Show each line of the records that contains the word "platform".

[BEGIN Dataset records]

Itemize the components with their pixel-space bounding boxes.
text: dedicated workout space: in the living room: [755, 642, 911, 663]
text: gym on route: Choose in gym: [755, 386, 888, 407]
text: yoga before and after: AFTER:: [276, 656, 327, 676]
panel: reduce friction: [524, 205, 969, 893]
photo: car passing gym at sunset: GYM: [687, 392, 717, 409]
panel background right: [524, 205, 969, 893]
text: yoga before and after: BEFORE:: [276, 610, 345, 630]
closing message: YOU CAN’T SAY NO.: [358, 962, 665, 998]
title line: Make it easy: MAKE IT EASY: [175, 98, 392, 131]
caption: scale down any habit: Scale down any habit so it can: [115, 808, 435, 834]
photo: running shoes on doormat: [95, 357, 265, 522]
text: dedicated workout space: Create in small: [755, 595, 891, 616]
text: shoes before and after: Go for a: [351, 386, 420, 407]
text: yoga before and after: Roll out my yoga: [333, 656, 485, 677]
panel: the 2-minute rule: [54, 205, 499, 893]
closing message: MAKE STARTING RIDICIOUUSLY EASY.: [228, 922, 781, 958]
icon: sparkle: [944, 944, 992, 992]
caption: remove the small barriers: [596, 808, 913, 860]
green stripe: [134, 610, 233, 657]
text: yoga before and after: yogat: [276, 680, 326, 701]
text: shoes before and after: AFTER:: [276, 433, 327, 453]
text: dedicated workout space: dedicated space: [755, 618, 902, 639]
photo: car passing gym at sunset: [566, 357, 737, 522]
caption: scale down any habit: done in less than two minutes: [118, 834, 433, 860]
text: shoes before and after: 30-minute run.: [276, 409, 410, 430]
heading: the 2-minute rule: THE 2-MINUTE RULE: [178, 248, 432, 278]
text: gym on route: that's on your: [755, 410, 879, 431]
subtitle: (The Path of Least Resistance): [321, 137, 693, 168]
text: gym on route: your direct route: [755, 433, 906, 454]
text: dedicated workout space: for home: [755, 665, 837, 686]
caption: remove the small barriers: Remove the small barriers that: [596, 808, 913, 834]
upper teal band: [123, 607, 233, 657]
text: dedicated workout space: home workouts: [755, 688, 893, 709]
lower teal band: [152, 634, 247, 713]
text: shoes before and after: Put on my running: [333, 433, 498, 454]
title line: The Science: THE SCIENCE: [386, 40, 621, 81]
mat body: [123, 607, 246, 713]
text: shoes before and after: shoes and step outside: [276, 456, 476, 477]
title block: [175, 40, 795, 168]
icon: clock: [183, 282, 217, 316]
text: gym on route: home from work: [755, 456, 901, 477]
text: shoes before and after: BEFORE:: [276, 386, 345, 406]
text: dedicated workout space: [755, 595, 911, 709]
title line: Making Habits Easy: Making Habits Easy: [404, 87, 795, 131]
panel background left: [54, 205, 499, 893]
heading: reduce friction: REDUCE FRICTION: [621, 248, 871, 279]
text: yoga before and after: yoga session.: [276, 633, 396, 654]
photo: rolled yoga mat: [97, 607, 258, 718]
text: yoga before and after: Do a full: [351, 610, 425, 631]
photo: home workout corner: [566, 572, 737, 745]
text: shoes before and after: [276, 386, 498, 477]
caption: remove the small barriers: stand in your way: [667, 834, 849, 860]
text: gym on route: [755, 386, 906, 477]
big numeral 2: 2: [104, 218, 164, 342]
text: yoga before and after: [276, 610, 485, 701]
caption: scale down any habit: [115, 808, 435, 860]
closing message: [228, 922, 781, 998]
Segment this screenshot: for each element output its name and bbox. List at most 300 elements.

[END Dataset records]
[BEGIN Dataset records]

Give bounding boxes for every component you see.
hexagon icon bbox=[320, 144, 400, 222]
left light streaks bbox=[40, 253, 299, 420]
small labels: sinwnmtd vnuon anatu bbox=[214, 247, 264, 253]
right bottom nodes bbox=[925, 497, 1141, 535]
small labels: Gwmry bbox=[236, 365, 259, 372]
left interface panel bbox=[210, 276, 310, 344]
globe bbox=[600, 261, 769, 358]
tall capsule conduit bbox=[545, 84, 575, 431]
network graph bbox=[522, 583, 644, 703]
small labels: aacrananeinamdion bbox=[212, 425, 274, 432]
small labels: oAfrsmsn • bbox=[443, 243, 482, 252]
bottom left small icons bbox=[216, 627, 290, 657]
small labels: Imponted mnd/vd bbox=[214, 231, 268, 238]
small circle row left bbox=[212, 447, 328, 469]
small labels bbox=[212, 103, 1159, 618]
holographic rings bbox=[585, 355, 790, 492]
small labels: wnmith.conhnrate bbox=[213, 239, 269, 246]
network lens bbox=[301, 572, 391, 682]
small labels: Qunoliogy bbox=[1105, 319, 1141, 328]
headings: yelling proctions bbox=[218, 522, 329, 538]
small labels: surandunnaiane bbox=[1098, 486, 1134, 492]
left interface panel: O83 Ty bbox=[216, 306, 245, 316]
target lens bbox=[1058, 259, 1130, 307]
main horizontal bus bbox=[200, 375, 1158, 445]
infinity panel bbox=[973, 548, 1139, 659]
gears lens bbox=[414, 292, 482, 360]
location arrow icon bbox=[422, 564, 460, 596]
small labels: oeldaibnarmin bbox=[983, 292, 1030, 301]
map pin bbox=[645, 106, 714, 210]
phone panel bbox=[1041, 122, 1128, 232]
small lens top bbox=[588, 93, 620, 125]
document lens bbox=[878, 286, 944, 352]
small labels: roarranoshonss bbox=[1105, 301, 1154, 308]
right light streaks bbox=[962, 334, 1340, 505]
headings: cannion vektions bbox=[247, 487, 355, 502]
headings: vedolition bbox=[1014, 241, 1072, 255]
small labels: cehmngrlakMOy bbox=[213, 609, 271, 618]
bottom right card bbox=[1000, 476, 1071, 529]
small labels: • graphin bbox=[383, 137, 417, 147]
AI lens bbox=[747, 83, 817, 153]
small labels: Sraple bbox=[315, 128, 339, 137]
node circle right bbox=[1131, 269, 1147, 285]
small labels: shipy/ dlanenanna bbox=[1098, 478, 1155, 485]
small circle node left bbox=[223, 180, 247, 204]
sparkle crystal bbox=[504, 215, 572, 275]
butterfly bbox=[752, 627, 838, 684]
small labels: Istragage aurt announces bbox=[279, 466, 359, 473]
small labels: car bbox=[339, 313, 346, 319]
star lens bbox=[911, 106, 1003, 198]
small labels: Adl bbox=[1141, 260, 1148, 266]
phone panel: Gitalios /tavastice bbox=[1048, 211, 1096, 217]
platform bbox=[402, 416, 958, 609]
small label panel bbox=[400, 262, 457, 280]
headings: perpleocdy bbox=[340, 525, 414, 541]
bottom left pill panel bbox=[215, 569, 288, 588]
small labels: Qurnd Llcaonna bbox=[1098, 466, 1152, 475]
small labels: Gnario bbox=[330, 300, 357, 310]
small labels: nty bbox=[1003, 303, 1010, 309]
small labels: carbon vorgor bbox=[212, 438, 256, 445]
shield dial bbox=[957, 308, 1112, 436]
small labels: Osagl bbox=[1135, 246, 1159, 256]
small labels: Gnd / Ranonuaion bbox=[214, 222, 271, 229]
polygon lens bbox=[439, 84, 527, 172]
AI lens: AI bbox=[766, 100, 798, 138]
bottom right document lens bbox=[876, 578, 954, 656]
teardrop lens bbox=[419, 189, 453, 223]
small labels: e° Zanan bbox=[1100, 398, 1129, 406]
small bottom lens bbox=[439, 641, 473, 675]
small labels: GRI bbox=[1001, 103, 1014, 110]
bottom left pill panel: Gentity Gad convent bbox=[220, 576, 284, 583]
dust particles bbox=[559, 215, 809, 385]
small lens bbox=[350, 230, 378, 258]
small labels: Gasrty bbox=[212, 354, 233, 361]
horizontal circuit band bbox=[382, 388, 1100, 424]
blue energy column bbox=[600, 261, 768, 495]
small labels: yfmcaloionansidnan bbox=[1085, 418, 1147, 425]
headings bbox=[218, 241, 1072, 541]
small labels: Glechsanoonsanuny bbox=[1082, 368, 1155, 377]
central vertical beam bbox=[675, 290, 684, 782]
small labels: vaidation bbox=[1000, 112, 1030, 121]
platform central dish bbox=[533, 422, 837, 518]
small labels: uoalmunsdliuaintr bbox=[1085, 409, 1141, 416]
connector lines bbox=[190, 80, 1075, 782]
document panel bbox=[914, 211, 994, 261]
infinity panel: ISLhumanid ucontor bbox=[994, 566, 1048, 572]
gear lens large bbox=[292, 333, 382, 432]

[END Dataset records]

Response:
platform bbox=[402, 416, 958, 609]
platform central dish bbox=[533, 422, 837, 518]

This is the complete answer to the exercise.